**What you need to do**
Extract every line below that contains the word "Boente".

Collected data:
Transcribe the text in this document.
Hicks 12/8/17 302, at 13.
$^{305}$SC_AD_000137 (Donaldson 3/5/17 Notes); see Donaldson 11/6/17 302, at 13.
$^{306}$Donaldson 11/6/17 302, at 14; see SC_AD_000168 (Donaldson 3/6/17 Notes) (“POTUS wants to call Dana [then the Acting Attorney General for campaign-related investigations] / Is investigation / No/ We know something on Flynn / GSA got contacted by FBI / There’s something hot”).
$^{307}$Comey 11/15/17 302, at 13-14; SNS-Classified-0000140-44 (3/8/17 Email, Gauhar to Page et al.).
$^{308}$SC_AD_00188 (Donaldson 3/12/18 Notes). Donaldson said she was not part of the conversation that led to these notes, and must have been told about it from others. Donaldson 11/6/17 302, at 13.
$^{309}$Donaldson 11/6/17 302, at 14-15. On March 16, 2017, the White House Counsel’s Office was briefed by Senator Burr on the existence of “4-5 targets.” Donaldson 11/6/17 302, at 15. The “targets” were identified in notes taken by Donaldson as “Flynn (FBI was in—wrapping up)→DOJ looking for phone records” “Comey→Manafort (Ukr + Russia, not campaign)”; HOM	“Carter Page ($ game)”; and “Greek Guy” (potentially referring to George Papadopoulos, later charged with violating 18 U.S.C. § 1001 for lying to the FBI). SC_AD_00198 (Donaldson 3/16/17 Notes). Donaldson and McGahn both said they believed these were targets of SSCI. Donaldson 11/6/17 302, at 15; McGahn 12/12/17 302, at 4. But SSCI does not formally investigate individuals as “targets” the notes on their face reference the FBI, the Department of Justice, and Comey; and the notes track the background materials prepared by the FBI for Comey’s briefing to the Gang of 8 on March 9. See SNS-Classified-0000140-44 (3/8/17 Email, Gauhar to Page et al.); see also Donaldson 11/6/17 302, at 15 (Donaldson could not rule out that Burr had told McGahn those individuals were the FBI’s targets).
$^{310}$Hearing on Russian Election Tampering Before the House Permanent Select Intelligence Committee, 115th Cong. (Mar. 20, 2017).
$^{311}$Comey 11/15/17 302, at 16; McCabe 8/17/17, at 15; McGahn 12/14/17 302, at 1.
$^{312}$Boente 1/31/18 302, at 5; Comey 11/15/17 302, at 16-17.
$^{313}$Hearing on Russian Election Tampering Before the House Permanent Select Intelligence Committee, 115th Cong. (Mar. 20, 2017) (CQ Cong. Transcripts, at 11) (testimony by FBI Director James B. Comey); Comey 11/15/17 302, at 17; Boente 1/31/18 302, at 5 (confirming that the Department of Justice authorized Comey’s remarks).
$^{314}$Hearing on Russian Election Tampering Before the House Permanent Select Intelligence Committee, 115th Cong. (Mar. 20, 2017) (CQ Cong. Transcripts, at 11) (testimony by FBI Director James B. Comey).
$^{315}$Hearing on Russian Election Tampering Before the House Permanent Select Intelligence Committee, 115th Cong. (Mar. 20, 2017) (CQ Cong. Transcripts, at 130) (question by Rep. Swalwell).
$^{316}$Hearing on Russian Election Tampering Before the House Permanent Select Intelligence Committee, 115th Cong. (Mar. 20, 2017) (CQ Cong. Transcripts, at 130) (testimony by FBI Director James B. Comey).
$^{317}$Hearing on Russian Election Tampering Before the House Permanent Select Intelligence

**Answer in full**
$^{312}$Boente 1/31/18 302, at 5; Comey 11/15/17 302, at 16-17.
$^{313}$Hearing on Russian Election Tampering Before the House Permanent Select Intelligence Committee, 115th Cong. (Mar. 20, 2017) (CQ Cong. Transcripts, at 11) (testimony by FBI Director James B. Comey); Comey 11/15/17 302, at 17; Boente 1/31/18 302, at 5 (confirming that the Department of Justice authorized Comey’s remarks).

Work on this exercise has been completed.